[start]

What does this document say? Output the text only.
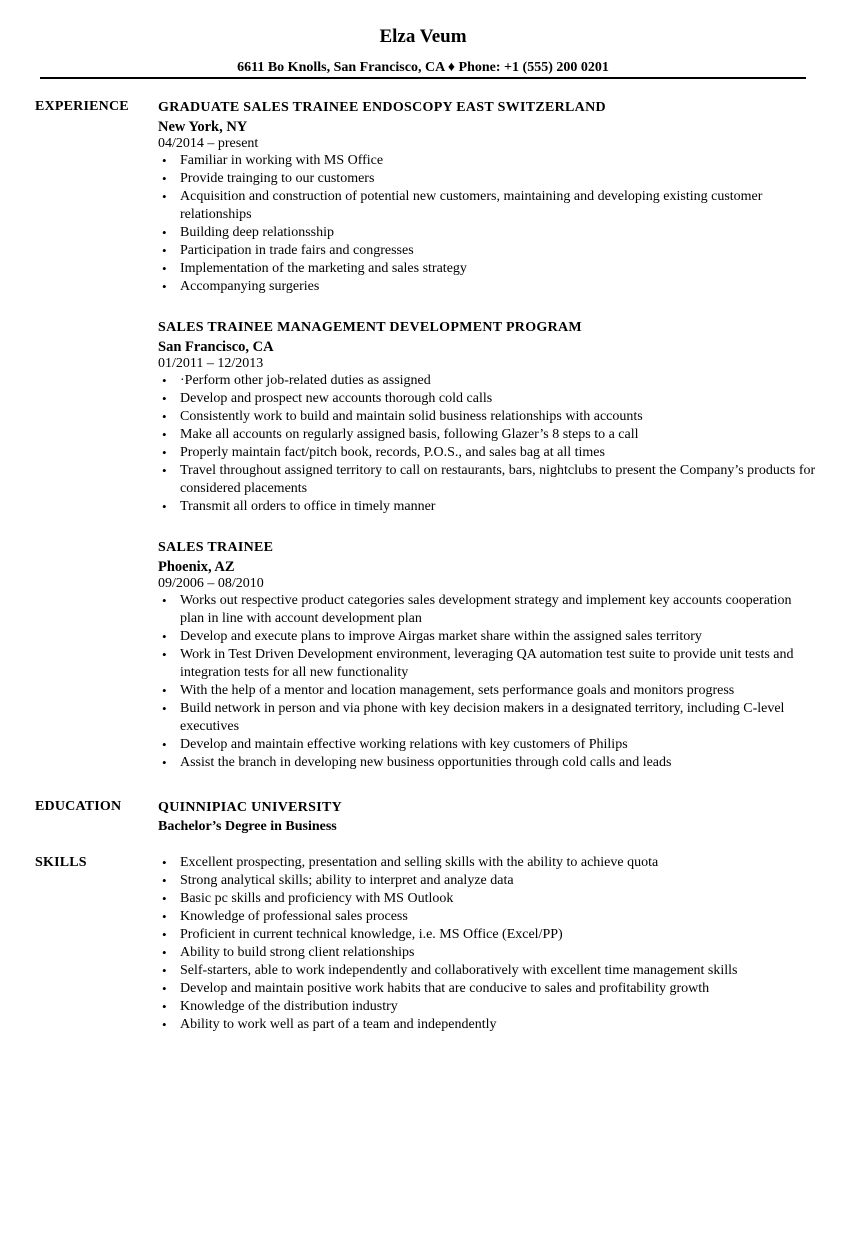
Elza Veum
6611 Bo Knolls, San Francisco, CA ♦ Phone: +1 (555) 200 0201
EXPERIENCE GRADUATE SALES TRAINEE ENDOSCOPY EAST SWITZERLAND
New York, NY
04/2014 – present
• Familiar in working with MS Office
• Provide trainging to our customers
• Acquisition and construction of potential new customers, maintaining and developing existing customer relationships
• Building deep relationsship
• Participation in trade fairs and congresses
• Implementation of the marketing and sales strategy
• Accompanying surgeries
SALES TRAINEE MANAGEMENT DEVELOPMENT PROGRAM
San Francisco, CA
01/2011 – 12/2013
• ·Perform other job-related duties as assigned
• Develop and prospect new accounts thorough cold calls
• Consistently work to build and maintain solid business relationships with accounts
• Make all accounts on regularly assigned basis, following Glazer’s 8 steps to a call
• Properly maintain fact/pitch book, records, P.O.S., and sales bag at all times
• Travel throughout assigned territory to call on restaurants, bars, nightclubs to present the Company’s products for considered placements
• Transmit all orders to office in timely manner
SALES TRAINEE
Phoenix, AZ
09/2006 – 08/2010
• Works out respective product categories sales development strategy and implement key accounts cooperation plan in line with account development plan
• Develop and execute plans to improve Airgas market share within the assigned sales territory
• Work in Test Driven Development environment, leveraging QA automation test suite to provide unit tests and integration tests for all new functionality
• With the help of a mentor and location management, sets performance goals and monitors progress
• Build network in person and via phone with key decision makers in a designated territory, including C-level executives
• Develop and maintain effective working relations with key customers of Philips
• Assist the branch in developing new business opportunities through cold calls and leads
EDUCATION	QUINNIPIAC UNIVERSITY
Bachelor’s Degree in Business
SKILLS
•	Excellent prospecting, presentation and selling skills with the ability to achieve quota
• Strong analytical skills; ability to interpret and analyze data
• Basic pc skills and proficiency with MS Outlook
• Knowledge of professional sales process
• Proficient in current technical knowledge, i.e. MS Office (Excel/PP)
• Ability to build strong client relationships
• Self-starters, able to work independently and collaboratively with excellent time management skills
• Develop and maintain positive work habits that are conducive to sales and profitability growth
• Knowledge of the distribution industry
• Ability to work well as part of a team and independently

[end]

Pictures don't belong in the copy. Restate all the entries exactly.

ANSWER TO THE PROBLEM:
What does this document say? Output the text only.
Elza Veum
6611 Bo Knolls, San Francisco, CA ♦ Phone: +1 (555) 200 0201
EXPERIENCE GRADUATE SALES TRAINEE ENDOSCOPY EAST SWITZERLAND
New York, NY
04/2014 – present
• Familiar in working with MS Office
• Provide trainging to our customers
• Acquisition and construction of potential new customers, maintaining and developing existing customer relationships
• Building deep relationsship
• Participation in trade fairs and congresses
• Implementation of the marketing and sales strategy
• Accompanying surgeries
SALES TRAINEE MANAGEMENT DEVELOPMENT PROGRAM
San Francisco, CA
01/2011 – 12/2013
• ·Perform other job-related duties as assigned
• Develop and prospect new accounts thorough cold calls
• Consistently work to build and maintain solid business relationships with accounts
• Make all accounts on regularly assigned basis, following Glazer’s 8 steps to a call
• Properly maintain fact/pitch book, records, P.O.S., and sales bag at all times
• Travel throughout assigned territory to call on restaurants, bars, nightclubs to present the Company’s products for considered placements
• Transmit all orders to office in timely manner
SALES TRAINEE
Phoenix, AZ
09/2006 – 08/2010
• Works out respective product categories sales development strategy and implement key accounts cooperation plan in line with account development plan
• Develop and execute plans to improve Airgas market share within the assigned sales territory
• Work in Test Driven Development environment, leveraging QA automation test suite to provide unit tests and integration tests for all new functionality
• With the help of a mentor and location management, sets performance goals and monitors progress
• Build network in person and via phone with key decision makers in a designated territory, including C-level executives
• Develop and maintain effective working relations with key customers of Philips
• Assist the branch in developing new business opportunities through cold calls and leads
EDUCATION	QUINNIPIAC UNIVERSITY
Bachelor’s Degree in Business
SKILLS
•	Excellent prospecting, presentation and selling skills with the ability to achieve quota
• Strong analytical skills; ability to interpret and analyze data
• Basic pc skills and proficiency with MS Outlook
• Knowledge of professional sales process
• Proficient in current technical knowledge, i.e. MS Office (Excel/PP)
• Ability to build strong client relationships
• Self-starters, able to work independently and collaboratively with excellent time management skills
• Develop and maintain positive work habits that are conducive to sales and profitability growth
• Knowledge of the distribution industry
• Ability to work well as part of a team and independently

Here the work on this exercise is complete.